■ **AUFGABE**:
Geben Sie den Textauszug von „Danke für den“ bis „es sogar schon?“ wörtlich wieder.

■ **TEXTAUSZUG**:
Im Übrigen, Zustimmung auf ganzer Linie.
Danke für den interessanten Beitrag!
Ich sehe das (als Außenstehender, weder Kunde noch Anbieter) genauso wie du. Jeder soll machen dürfen, was er möchte, solange er damit keinen anderen Menschen schadet.
Hast du die Dokumentation in ZDF oder ARD vor ein paar Wochen gesehen? Da kochte das Thema medial gerade wieder richtig hoch.
Vielleicht möchtest du dazu etwas schreiben? Oder hast es sogar schon?
Danke und mach(t) weiter so! Sorry, wenn das ‚Du‘ zu vertraulich war. 🙂
Ja, ich habe diese qualitativ mehr als grenzwertige „Doku“ gesehen, und auch sofort einen Brief an die Zuschauerredaktion und den Rundfunkrat geschrieben. Der Berufsverband BesD e.V., in dem ich auch Mitglied bin, wird auch eine Stellungnahme veröffentlichen.
Salomé
Dein Artikel trifft den Nerv der Zeit!
Das gegenseitige Aburteilen der Menschen stört mich sehr und dass es Menschen gibt die mit dieser Art versuchen über den Dingen zu stehen.

■ **GEGEBENE INFORMATIONEN**:
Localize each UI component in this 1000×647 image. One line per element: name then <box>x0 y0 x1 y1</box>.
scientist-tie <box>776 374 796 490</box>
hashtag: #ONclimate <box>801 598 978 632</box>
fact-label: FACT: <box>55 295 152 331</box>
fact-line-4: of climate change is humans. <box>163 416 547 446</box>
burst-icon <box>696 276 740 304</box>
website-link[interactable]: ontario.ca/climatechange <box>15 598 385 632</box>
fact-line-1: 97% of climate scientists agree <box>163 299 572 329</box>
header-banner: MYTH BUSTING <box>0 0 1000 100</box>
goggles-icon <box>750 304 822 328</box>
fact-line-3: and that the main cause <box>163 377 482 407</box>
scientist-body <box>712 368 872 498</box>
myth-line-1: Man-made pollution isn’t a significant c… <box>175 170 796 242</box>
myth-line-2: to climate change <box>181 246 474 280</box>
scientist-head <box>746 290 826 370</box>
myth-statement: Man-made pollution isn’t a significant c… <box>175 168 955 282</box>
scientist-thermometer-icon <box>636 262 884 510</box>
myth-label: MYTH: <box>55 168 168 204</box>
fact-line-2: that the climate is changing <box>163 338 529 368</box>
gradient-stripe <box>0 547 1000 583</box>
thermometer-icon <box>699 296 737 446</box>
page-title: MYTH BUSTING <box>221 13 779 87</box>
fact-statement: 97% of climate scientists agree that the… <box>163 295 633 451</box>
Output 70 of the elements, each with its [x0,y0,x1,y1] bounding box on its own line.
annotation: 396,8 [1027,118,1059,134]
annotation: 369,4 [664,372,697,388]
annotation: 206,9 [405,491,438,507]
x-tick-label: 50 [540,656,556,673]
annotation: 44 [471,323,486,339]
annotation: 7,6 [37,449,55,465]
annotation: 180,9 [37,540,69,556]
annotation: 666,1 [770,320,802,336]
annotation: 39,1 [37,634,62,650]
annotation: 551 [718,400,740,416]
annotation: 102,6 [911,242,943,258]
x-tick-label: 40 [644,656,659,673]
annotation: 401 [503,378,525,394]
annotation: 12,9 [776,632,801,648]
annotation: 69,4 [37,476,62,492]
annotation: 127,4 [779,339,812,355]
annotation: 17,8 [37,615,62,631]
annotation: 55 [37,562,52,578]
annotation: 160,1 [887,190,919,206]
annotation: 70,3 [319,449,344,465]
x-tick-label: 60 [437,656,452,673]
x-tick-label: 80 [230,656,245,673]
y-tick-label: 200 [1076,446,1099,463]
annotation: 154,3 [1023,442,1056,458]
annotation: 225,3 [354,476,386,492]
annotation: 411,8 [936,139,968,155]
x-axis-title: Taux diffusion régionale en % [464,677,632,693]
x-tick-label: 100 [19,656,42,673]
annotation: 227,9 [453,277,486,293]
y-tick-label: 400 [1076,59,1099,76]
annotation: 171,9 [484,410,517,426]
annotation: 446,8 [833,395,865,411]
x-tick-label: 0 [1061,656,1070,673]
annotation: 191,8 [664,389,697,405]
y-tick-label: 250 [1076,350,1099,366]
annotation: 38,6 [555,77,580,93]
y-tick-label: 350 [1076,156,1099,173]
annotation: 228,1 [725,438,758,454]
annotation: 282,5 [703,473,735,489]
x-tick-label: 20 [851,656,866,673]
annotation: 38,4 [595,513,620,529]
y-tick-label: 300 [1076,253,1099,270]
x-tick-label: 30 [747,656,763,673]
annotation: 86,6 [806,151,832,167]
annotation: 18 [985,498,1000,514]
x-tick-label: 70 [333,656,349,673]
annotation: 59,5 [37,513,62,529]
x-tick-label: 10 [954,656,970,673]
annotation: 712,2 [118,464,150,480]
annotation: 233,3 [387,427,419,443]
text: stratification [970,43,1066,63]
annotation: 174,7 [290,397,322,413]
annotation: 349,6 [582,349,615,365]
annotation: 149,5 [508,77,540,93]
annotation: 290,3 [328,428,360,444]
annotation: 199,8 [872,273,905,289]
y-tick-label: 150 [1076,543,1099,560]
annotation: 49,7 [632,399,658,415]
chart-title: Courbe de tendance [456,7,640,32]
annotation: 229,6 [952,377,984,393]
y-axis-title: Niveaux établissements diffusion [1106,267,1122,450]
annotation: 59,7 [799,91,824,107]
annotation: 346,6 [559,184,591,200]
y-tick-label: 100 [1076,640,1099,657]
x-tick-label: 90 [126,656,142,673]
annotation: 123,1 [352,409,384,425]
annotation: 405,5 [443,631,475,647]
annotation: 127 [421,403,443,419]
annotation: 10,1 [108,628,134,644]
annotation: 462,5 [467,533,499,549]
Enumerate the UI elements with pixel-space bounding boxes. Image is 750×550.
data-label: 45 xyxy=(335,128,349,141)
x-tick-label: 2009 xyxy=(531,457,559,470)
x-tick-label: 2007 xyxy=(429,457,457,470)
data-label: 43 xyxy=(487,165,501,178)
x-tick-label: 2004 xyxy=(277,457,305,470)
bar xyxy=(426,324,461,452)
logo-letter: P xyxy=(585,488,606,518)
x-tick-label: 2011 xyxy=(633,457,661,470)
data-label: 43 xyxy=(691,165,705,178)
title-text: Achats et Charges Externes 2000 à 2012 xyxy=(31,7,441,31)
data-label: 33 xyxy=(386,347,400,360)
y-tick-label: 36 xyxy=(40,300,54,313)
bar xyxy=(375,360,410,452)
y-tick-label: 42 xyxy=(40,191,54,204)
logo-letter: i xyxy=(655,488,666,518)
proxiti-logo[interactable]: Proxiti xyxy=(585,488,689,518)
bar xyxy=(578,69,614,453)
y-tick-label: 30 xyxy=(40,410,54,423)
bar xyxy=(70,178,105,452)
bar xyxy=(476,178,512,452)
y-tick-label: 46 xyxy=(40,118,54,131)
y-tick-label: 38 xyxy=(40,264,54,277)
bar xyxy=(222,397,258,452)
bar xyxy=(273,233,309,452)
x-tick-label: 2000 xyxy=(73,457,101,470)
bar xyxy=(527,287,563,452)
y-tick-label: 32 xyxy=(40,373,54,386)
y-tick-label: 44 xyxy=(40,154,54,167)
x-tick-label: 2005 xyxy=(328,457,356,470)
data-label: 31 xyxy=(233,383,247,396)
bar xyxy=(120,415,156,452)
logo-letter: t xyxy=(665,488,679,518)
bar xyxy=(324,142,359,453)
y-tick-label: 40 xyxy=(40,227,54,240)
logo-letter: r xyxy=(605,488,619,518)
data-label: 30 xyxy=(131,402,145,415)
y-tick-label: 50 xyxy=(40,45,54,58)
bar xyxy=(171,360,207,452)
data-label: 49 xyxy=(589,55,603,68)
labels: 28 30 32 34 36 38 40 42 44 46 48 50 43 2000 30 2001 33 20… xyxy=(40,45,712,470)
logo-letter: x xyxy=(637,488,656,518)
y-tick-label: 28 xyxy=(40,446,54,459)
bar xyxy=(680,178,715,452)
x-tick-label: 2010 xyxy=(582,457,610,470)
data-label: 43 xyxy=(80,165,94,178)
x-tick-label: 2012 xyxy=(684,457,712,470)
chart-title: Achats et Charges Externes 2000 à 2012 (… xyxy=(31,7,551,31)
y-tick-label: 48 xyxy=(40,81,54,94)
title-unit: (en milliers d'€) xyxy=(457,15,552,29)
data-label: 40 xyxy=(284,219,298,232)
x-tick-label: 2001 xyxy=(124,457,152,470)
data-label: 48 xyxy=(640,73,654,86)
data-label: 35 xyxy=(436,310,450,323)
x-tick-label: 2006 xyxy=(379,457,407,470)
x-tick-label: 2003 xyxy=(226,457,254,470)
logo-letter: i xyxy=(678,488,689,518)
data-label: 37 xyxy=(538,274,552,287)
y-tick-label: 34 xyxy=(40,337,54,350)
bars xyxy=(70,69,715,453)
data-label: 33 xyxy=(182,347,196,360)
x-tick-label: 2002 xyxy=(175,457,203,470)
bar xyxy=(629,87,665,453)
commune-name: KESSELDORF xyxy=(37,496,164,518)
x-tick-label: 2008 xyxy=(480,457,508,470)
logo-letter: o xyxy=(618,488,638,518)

■ **LÖSUNG**:
Danke für den interessanten Beitrag!
Ich sehe das (als Außenstehender, weder Kunde noch Anbieter) genauso wie du. Jeder soll machen dürfen, was er möchte, solange er damit keinen anderen Menschen schadet.
Hast du die Dokumentation in ZDF oder ARD vor ein paar Wochen gesehen? Da kochte das Thema medial gerade wieder richtig hoch.
Vielleicht möchtest du dazu etwas schreiben? Oder hast es sogar schon?